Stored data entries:
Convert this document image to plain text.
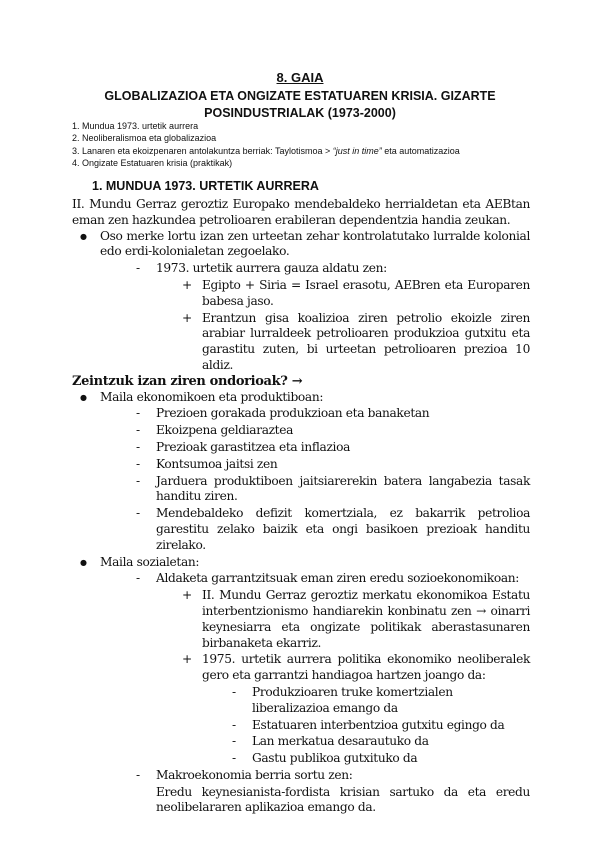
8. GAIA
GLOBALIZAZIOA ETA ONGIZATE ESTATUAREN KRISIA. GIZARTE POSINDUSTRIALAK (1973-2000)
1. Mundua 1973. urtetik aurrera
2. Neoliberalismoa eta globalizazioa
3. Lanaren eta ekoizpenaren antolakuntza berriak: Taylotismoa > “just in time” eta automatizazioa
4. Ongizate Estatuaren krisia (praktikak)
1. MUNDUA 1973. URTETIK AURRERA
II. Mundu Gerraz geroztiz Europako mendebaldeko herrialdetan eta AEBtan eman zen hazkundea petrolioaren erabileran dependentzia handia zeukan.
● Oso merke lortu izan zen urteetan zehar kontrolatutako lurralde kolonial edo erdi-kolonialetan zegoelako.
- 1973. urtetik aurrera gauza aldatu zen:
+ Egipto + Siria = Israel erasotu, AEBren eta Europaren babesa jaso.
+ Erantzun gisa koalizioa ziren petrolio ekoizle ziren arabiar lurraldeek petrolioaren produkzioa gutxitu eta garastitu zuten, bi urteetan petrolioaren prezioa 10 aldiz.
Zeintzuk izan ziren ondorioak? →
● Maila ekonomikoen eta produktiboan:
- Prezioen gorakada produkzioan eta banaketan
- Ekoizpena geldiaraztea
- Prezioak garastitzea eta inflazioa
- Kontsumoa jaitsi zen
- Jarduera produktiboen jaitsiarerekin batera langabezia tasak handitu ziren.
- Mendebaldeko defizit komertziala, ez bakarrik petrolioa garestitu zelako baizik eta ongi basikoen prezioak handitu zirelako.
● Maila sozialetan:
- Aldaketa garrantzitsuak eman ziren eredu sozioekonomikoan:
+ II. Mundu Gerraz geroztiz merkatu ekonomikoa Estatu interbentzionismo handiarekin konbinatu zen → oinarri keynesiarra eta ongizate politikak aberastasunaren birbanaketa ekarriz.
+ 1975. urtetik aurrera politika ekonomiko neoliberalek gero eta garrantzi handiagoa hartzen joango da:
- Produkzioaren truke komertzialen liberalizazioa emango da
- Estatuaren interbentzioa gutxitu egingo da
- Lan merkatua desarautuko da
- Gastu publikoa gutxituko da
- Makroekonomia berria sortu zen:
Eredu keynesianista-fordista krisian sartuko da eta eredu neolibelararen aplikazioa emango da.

#### [What is expected]
Copy out every line of the listing that includes the string "ziren".

#### [Complete output]
+ Erantzun gisa koalizioa ziren petrolio ekoizle ziren arabiar lurraldeek petrolioaren produkzioa gutxitu eta garastitu zuten, bi urteetan petrolioaren prezioa 10 aldiz.
Zeintzuk izan ziren ondorioak? →
- Jarduera produktiboen jaitsiarerekin batera langabezia tasak handitu ziren.
- Aldaketa garrantzitsuak eman ziren eredu sozioekonomikoan:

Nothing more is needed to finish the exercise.